→ **Exercise brief**: For each line of the data below that holds "text", copy the line.

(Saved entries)
◇ ◇ ◇

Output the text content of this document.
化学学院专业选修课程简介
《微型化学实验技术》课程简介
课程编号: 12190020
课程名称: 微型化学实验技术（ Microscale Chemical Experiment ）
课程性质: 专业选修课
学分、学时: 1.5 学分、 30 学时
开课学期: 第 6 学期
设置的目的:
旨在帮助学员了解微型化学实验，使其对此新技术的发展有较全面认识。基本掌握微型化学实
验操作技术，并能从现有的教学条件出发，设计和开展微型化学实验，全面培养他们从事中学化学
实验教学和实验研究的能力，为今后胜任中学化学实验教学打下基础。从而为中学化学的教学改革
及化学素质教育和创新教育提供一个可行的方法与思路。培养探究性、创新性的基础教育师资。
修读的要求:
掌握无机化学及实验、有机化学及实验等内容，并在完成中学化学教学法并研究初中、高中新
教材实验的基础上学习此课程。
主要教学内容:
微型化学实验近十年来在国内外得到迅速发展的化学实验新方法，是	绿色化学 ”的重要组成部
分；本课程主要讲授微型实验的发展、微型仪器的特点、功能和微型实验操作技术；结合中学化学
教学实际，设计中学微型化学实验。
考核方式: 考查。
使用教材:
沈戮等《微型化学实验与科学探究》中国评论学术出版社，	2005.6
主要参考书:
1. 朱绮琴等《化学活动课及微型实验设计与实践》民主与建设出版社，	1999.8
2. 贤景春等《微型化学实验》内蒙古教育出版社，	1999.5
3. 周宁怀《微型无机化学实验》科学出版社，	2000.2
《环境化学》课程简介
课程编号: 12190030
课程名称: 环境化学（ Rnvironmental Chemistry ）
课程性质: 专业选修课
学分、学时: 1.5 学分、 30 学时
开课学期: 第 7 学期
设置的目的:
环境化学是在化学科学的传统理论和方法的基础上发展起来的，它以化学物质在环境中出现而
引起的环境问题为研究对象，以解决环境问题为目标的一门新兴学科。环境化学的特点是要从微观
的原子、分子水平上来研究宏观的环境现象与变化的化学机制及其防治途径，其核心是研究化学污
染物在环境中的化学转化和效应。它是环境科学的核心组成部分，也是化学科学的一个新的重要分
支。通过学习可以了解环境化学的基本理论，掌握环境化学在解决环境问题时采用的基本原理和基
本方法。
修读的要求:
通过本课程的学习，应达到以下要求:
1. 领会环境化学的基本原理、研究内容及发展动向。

◇ ◇ ◇

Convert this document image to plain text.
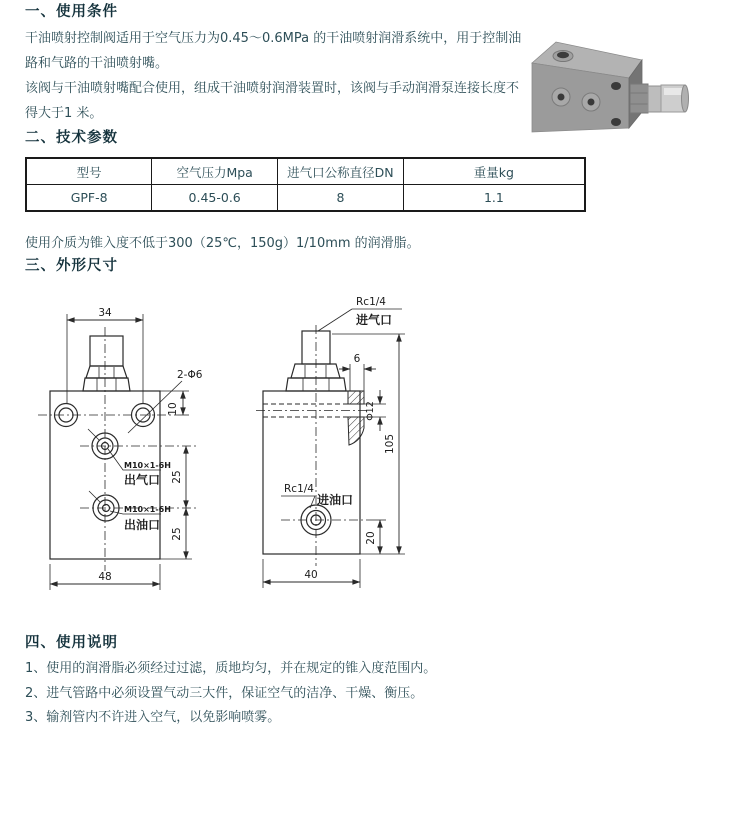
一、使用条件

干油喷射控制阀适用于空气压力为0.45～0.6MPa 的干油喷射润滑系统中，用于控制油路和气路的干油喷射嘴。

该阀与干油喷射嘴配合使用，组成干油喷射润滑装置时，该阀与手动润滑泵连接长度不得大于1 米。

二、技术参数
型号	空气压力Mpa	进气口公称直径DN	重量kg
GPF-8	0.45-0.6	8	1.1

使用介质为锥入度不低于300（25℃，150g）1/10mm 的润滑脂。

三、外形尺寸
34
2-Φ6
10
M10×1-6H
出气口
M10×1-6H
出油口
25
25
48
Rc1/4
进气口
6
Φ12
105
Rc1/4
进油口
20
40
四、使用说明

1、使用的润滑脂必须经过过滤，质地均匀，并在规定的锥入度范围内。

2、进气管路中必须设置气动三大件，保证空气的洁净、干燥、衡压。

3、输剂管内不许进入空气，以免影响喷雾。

◇ ◇ ◇

→ **Exercise response**:
Output the text content of this document.
Convert this document image to plain text.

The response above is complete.